#### Task description
From the entries below, copy out every line that contains the word "devices".

━━━━━ Data section ━━━━━

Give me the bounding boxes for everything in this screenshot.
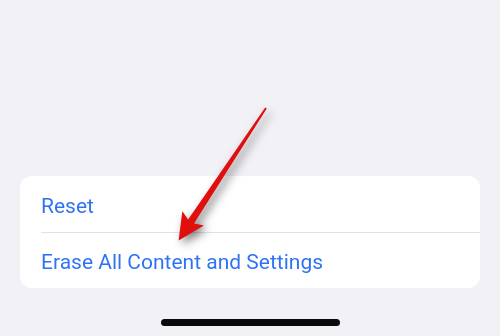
button[interactable]: Reset (20, 176, 480, 232)
staticText: Reset (41, 194, 94, 219)
button[interactable]: Erase All Content and Settings (20, 232, 480, 288)
staticText: Erase All Content and Settings (41, 250, 324, 275)
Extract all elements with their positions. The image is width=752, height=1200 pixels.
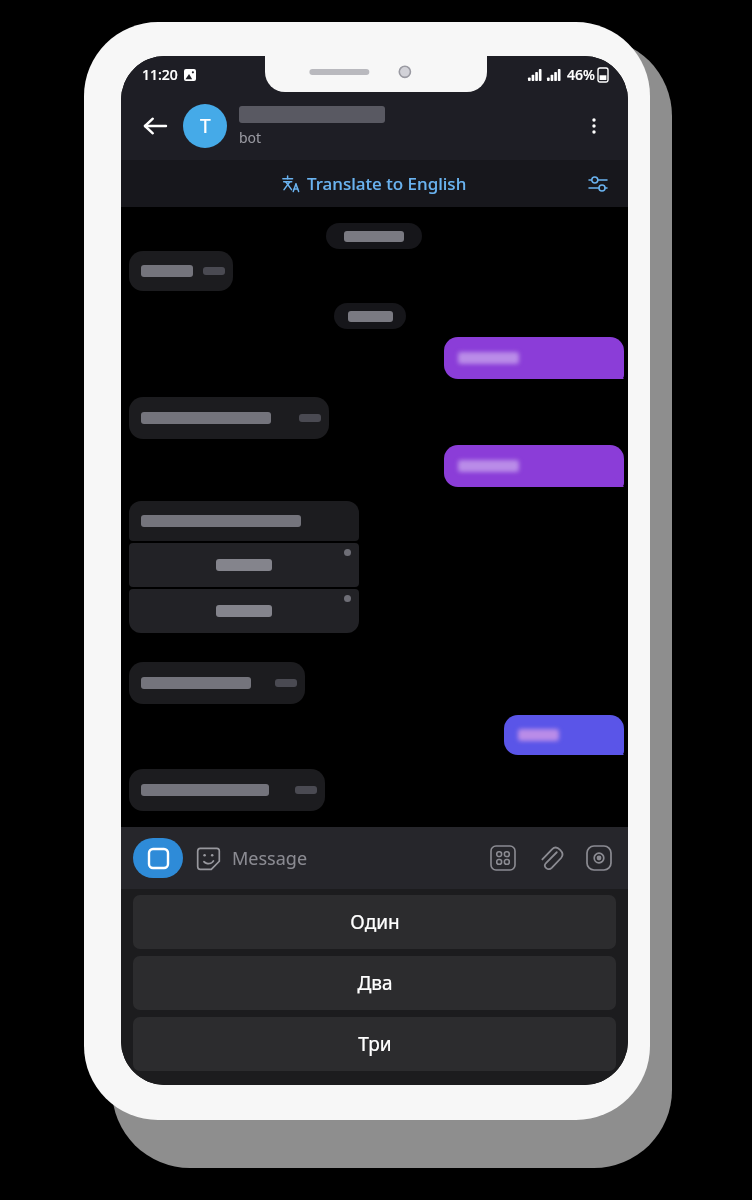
button[interactable] (129, 769, 325, 811)
button[interactable] (334, 303, 406, 329)
staticText: bot (239, 128, 262, 147)
button[interactable]: Translate to English (282, 172, 467, 195)
button[interactable] (129, 543, 359, 587)
button[interactable] (504, 715, 624, 755)
button[interactable]: Translation settings (580, 166, 616, 202)
button[interactable]: Attach (534, 841, 568, 875)
button[interactable]: More options (574, 106, 614, 146)
button[interactable]: Stickers (193, 843, 223, 873)
staticText: 46% (567, 65, 595, 84)
staticText: 11:20 (142, 65, 178, 84)
staticText: T (200, 113, 211, 139)
button[interactable] (129, 589, 359, 633)
staticText: Три (358, 1031, 392, 1057)
button[interactable]: Два (133, 956, 616, 1010)
button[interactable] (444, 445, 624, 487)
button[interactable]: Bot menu (133, 838, 183, 878)
button[interactable] (326, 223, 422, 249)
staticText: Два (357, 970, 393, 996)
button[interactable]: Три (133, 1017, 616, 1071)
staticText: Message (232, 846, 486, 871)
button[interactable] (129, 397, 329, 439)
button[interactable] (129, 251, 233, 291)
button[interactable] (444, 337, 624, 379)
button[interactable]: Один (133, 895, 616, 949)
button[interactable]: Back (135, 106, 175, 146)
button[interactable]: Bot commands (486, 841, 520, 875)
button[interactable]: T (183, 104, 227, 148)
button[interactable] (129, 662, 305, 704)
staticText: Translate to English (307, 172, 467, 195)
button[interactable]: Camera (582, 841, 616, 875)
button[interactable]: bot (239, 106, 574, 147)
staticText: Один (350, 909, 400, 935)
button[interactable] (129, 501, 359, 633)
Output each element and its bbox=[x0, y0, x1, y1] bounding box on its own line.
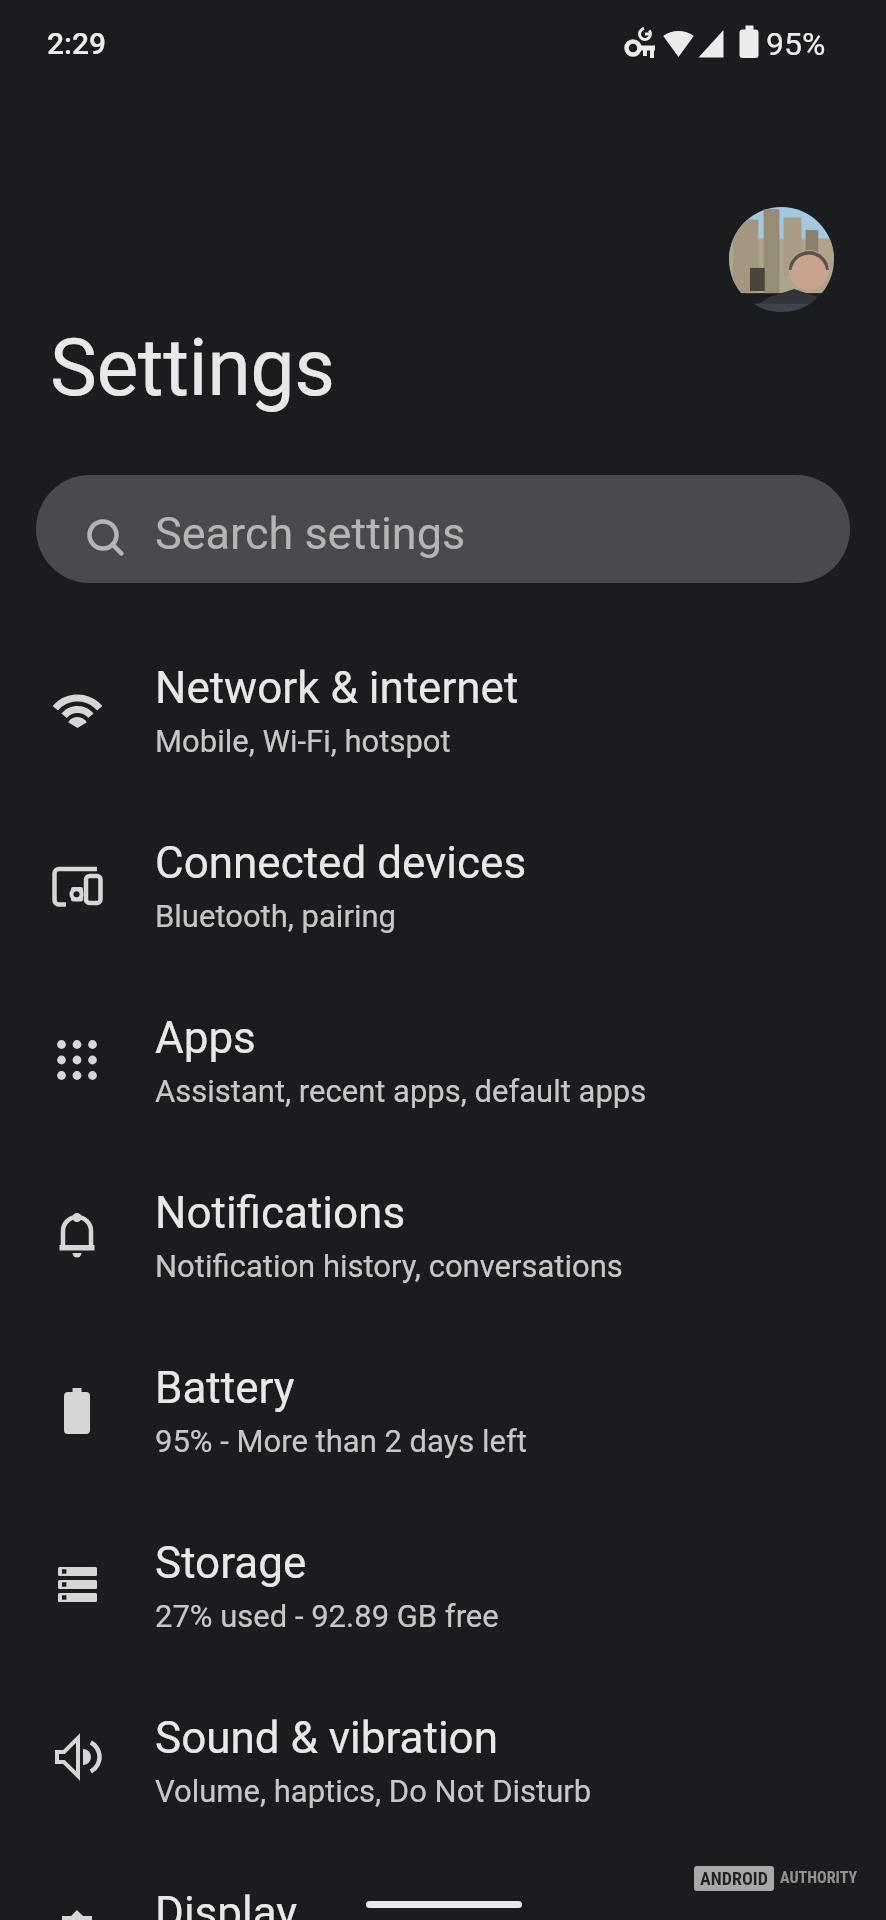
staticText: Mobile, Wi-Fi, hotspot bbox=[155, 723, 451, 759]
button[interactable]: Network & internet bbox=[0, 623, 886, 798]
staticText: Bluetooth, pairing bbox=[155, 898, 396, 934]
button[interactable]: Notifications bbox=[0, 1148, 886, 1323]
staticText: Connected devices bbox=[155, 837, 527, 889]
button[interactable]: Apps bbox=[0, 973, 886, 1148]
staticText: Notification history, conversations bbox=[155, 1248, 623, 1284]
staticText: 2:29 bbox=[47, 26, 107, 61]
staticText: ANDROID bbox=[700, 1868, 768, 1889]
staticText: Display bbox=[155, 1887, 298, 1920]
staticText: Apps bbox=[155, 1012, 256, 1064]
button[interactable]: Sound & vibration bbox=[0, 1673, 886, 1848]
staticText: AUTHORITY bbox=[780, 1868, 858, 1887]
staticText: Search settings bbox=[155, 507, 466, 560]
button[interactable]: Display bbox=[0, 1848, 886, 1920]
staticText: Sound & vibration bbox=[155, 1712, 498, 1764]
staticText: Network & internet bbox=[155, 662, 519, 714]
staticText: 27% used - 92.89 GB free bbox=[155, 1598, 499, 1634]
staticText: Settings bbox=[50, 322, 335, 415]
button[interactable]: Battery bbox=[0, 1323, 886, 1498]
staticText: Battery bbox=[155, 1362, 295, 1414]
staticText: Notifications bbox=[155, 1187, 406, 1239]
staticText: 95% - More than 2 days left bbox=[155, 1423, 527, 1459]
button[interactable]: Connected devices bbox=[0, 798, 886, 973]
button[interactable] bbox=[36, 475, 850, 583]
staticText: Storage bbox=[155, 1537, 307, 1589]
button[interactable] bbox=[729, 207, 834, 312]
staticText: Assistant, recent apps, default apps bbox=[155, 1073, 647, 1109]
staticText: 95% bbox=[766, 25, 826, 63]
button[interactable]: Storage bbox=[0, 1498, 886, 1673]
staticText: Volume, haptics, Do Not Disturb bbox=[155, 1773, 592, 1809]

━━━━━

#### Task response
staticText: Connected devices bbox=[155, 837, 527, 889]
button[interactable]: Connected devices bbox=[0, 798, 886, 973]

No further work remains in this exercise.